▶ _Task description_
Provide an exact copy of the data, excluding the images.

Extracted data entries

◆ ◆ ◆ ◆ ◆ ◆ ◆

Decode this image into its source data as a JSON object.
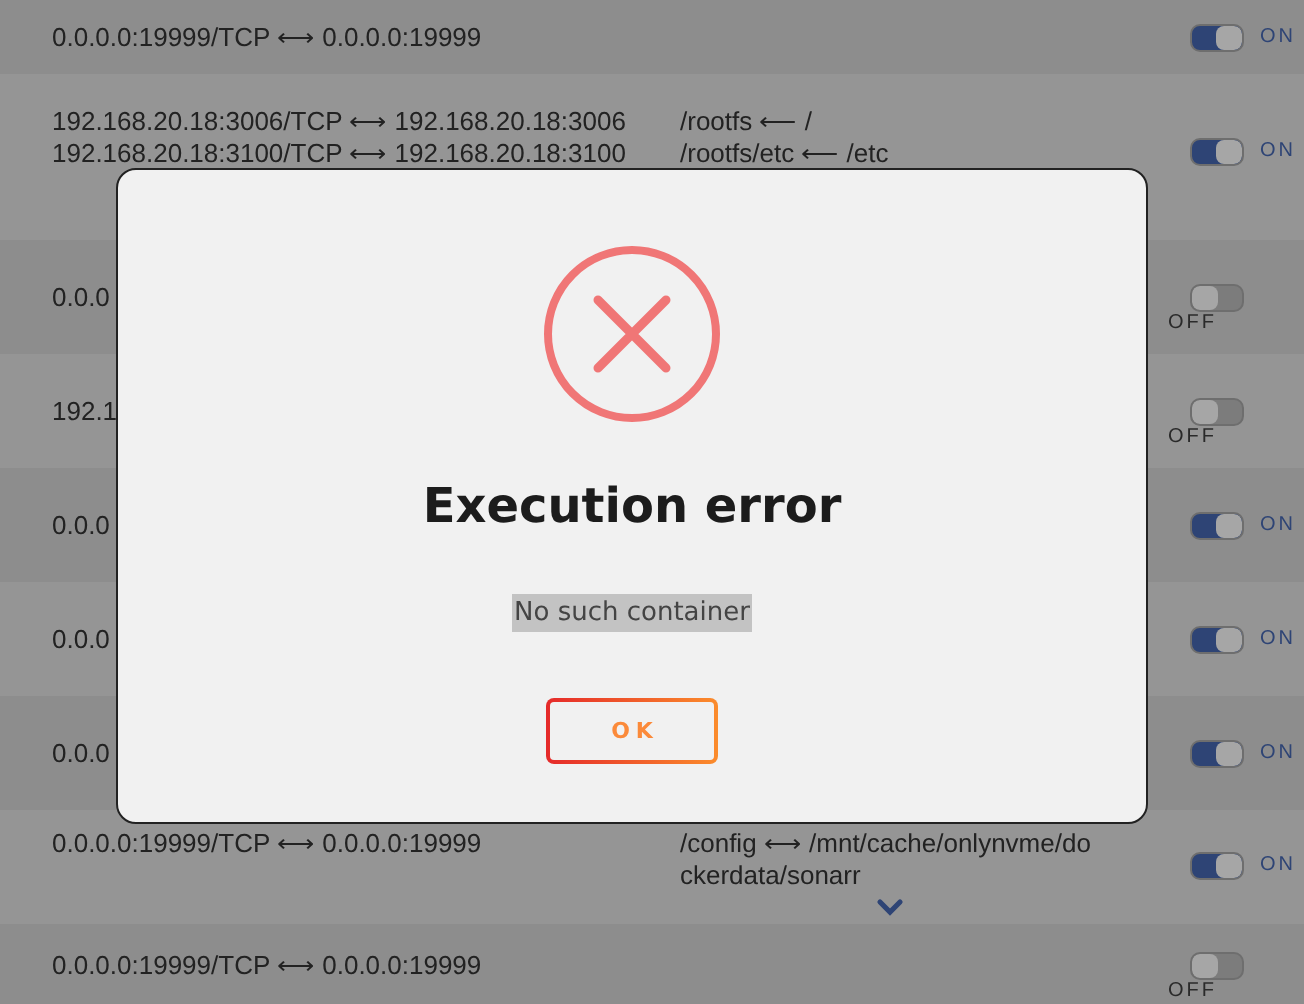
{
  "rows": [
    {
      "ports": [
        "0.0.0.0:19999/TCP ⟷ 0.0.0.0:19999"
      ],
      "on": true,
      "state_label": "ON"
    },
    {
      "ports": [
        "192.168.20.18:3006/TCP ⟷ 192.168.20.18:3006",
        "192.168.20.18:3100/TCP ⟷ 192.168.20.18:3100"
      ],
      "volumes": [
        "/rootfs ⟵ /",
        "/rootfs/etc ⟵ /etc"
      ],
      "on": true,
      "state_label": "ON"
    },
    {
      "ports": [
        "0.0.0"
      ],
      "on": false,
      "state_label": "OFF"
    },
    {
      "ports": [
        "192.1"
      ],
      "on": false,
      "state_label": "OFF"
    },
    {
      "ports": [
        "0.0.0"
      ],
      "on": true,
      "state_label": "ON"
    },
    {
      "ports": [
        "0.0.0"
      ],
      "on": true,
      "state_label": "ON"
    },
    {
      "ports": [
        "0.0.0"
      ],
      "on": true,
      "state_label": "ON"
    },
    {
      "ports": [
        "0.0.0.0:19999/TCP ⟷ 0.0.0.0:19999"
      ],
      "volumes": [
        "/config ⟷ /mnt/cache/onlynvme/dockerdata/sonarr"
      ],
      "expandable": true,
      "on": true,
      "state_label": "ON"
    },
    {
      "ports": [
        "0.0.0.0:19999/TCP ⟷ 0.0.0.0:19999"
      ],
      "on": false,
      "state_label": "OFF"
    }
  ],
  "dialog": {
    "title": "Execution error",
    "message": "No such container",
    "button": "OK"
  }
}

◆ ◆ ◆ ◆ ◆ ◆ ◆

▶ _Output for this task_
Decode this image into its source data as a JSON object.
{
  "rows": [
    {
      "ports": [
        "0.0.0.0:19999/TCP ⟷ 0.0.0.0:19999"
      ],
      "on": true,
      "state_label": "ON"
    },
    {
      "ports": [
        "192.168.20.18:3006/TCP ⟷ 192.168.20.18:3006",
        "192.168.20.18:3100/TCP ⟷ 192.168.20.18:3100"
      ],
      "volumes": [
        "/rootfs ⟵ /",
        "/rootfs/etc ⟵ /etc"
      ],
      "on": true,
      "state_label": "ON"
    },
    {
      "ports": [
        "0.0.0"
      ],
      "on": false,
      "state_label": "OFF"
    },
    {
      "ports": [
        "192.1"
      ],
      "on": false,
      "state_label": "OFF"
    },
    {
      "ports": [
        "0.0.0"
      ],
      "on": true,
      "state_label": "ON"
    },
    {
      "ports": [
        "0.0.0"
      ],
      "on": true,
      "state_label": "ON"
    },
    {
      "ports": [
        "0.0.0"
      ],
      "on": true,
      "state_label": "ON"
    },
    {
      "ports": [
        "0.0.0.0:19999/TCP ⟷ 0.0.0.0:19999"
      ],
      "volumes": [
        "/config ⟷ /mnt/cache/onlynvme/dockerdata/sonarr"
      ],
      "expandable": true,
      "on": true,
      "state_label": "ON"
    },
    {
      "ports": [
        "0.0.0.0:19999/TCP ⟷ 0.0.0.0:19999"
      ],
      "on": false,
      "state_label": "OFF"
    }
  ],
  "dialog": {
    "title": "Execution error",
    "message": "No such container",
    "button": "OK"
  }
}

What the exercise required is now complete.